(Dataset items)
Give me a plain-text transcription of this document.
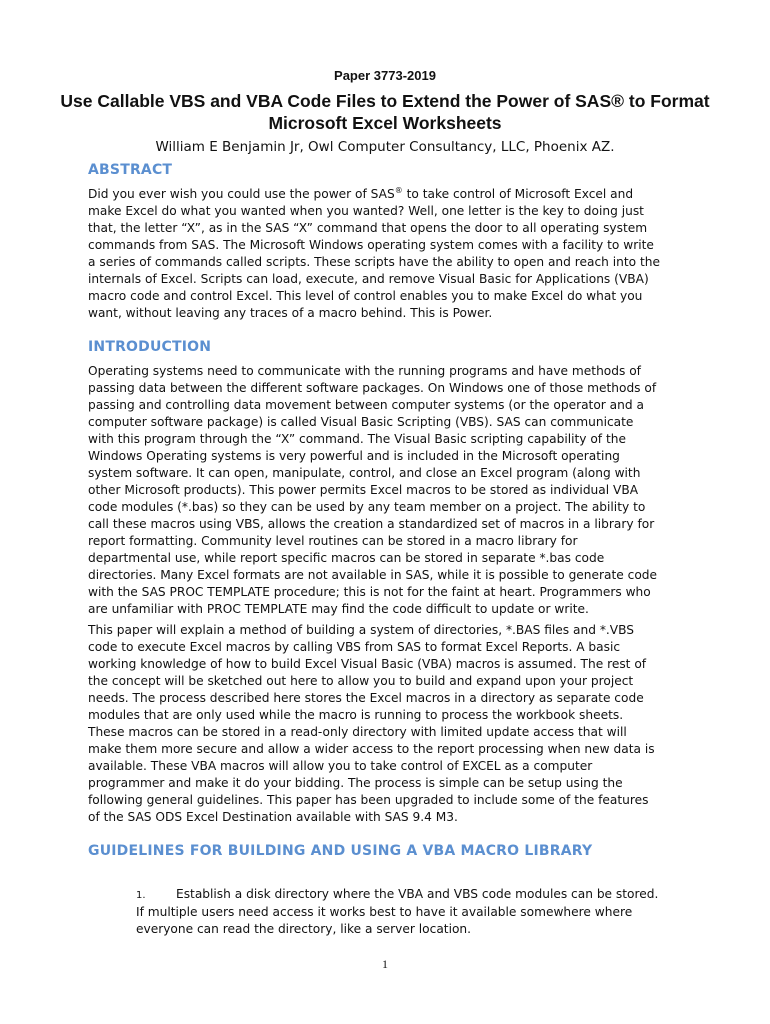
Paper 3773-2019
Use Callable VBS and VBA Code Files to Extend the Power of SAS® to Format Microsoft Excel Worksheets
William E Benjamin Jr, Owl Computer Consultancy, LLC, Phoenix AZ.
ABSTRACT

Did you ever wish you could use the power of SAS® to take control of Microsoft Excel and
make Excel do what you wanted when you wanted? Well, one letter is the key to doing just
that, the letter “X”, as in the SAS “X” command that opens the door to all operating system
commands from SAS. The Microsoft Windows operating system comes with a facility to write
a series of commands called scripts. These scripts have the ability to open and reach into the
internals of Excel. Scripts can load, execute, and remove Visual Basic for Applications (VBA)
macro code and control Excel. This level of control enables you to make Excel do what you
want, without leaving any traces of a macro behind. This is Power.

INTRODUCTION

Operating systems need to communicate with the running programs and have methods of
passing data between the different software packages. On Windows one of those methods of
passing and controlling data movement between computer systems (or the operator and a
computer software package) is called Visual Basic Scripting (VBS). SAS can communicate
with this program through the “X” command. The Visual Basic scripting capability of the
Windows Operating systems is very powerful and is included in the Microsoft operating
system software. It can open, manipulate, control, and close an Excel program (along with
other Microsoft products). This power permits Excel macros to be stored as individual VBA
code modules (*.bas) so they can be used by any team member on a project. The ability to
call these macros using VBS, allows the creation a standardized set of macros in a library for
report formatting. Community level routines can be stored in a macro library for
departmental use, while report specific macros can be stored in separate *.bas code
directories. Many Excel formats are not available in SAS, while it is possible to generate code
with the SAS PROC TEMPLATE procedure; this is not for the faint at heart. Programmers who
are unfamiliar with PROC TEMPLATE may find the code difficult to update or write.

This paper will explain a method of building a system of directories, *.BAS files and *.VBS
code to execute Excel macros by calling VBS from SAS to format Excel Reports. A basic
working knowledge of how to build Excel Visual Basic (VBA) macros is assumed. The rest of
the concept will be sketched out here to allow you to build and expand upon your project
needs. The process described here stores the Excel macros in a directory as separate code
modules that are only used while the macro is running to process the workbook sheets.
These macros can be stored in a read-only directory with limited update access that will
make them more secure and allow a wider access to the report processing when new data is
available. These VBA macros will allow you to take control of EXCEL as a computer
programmer and make it do your bidding. The process is simple can be setup using the
following general guidelines. This paper has been upgraded to include some of the features
of the SAS ODS Excel Destination available with SAS 9.4 M3.

GUIDELINES FOR BUILDING AND USING A VBA MACRO LIBRARY
1. Establish a disk directory where the VBA and VBS code modules can be stored.
If multiple users need access it works best to have it available somewhere where
everyone can read the directory, like a server location.
1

*AIM OF THE EXERCISE:* Give an exact copy of the material, leaving out every picture.

*REPLY TO THE EXERCISE:*
Give me a plain-text transcription of this document.
Paper 3773-2019
Use Callable VBS and VBA Code Files to Extend the Power of SAS® to Format Microsoft Excel Worksheets
William E Benjamin Jr, Owl Computer Consultancy, LLC, Phoenix AZ.
ABSTRACT

Did you ever wish you could use the power of SAS® to take control of Microsoft Excel and
make Excel do what you wanted when you wanted? Well, one letter is the key to doing just
that, the letter “X”, as in the SAS “X” command that opens the door to all operating system
commands from SAS. The Microsoft Windows operating system comes with a facility to write
a series of commands called scripts. These scripts have the ability to open and reach into the
internals of Excel. Scripts can load, execute, and remove Visual Basic for Applications (VBA)
macro code and control Excel. This level of control enables you to make Excel do what you
want, without leaving any traces of a macro behind. This is Power.

INTRODUCTION

Operating systems need to communicate with the running programs and have methods of
passing data between the different software packages. On Windows one of those methods of
passing and controlling data movement between computer systems (or the operator and a
computer software package) is called Visual Basic Scripting (VBS). SAS can communicate
with this program through the “X” command. The Visual Basic scripting capability of the
Windows Operating systems is very powerful and is included in the Microsoft operating
system software. It can open, manipulate, control, and close an Excel program (along with
other Microsoft products). This power permits Excel macros to be stored as individual VBA
code modules (*.bas) so they can be used by any team member on a project. The ability to
call these macros using VBS, allows the creation a standardized set of macros in a library for
report formatting. Community level routines can be stored in a macro library for
departmental use, while report specific macros can be stored in separate *.bas code
directories. Many Excel formats are not available in SAS, while it is possible to generate code
with the SAS PROC TEMPLATE procedure; this is not for the faint at heart. Programmers who
are unfamiliar with PROC TEMPLATE may find the code difficult to update or write.

This paper will explain a method of building a system of directories, *.BAS files and *.VBS
code to execute Excel macros by calling VBS from SAS to format Excel Reports. A basic
working knowledge of how to build Excel Visual Basic (VBA) macros is assumed. The rest of
the concept will be sketched out here to allow you to build and expand upon your project
needs. The process described here stores the Excel macros in a directory as separate code
modules that are only used while the macro is running to process the workbook sheets.
These macros can be stored in a read-only directory with limited update access that will
make them more secure and allow a wider access to the report processing when new data is
available. These VBA macros will allow you to take control of EXCEL as a computer
programmer and make it do your bidding. The process is simple can be setup using the
following general guidelines. This paper has been upgraded to include some of the features
of the SAS ODS Excel Destination available with SAS 9.4 M3.

GUIDELINES FOR BUILDING AND USING A VBA MACRO LIBRARY
1. Establish a disk directory where the VBA and VBS code modules can be stored.
If multiple users need access it works best to have it available somewhere where
everyone can read the directory, like a server location.
1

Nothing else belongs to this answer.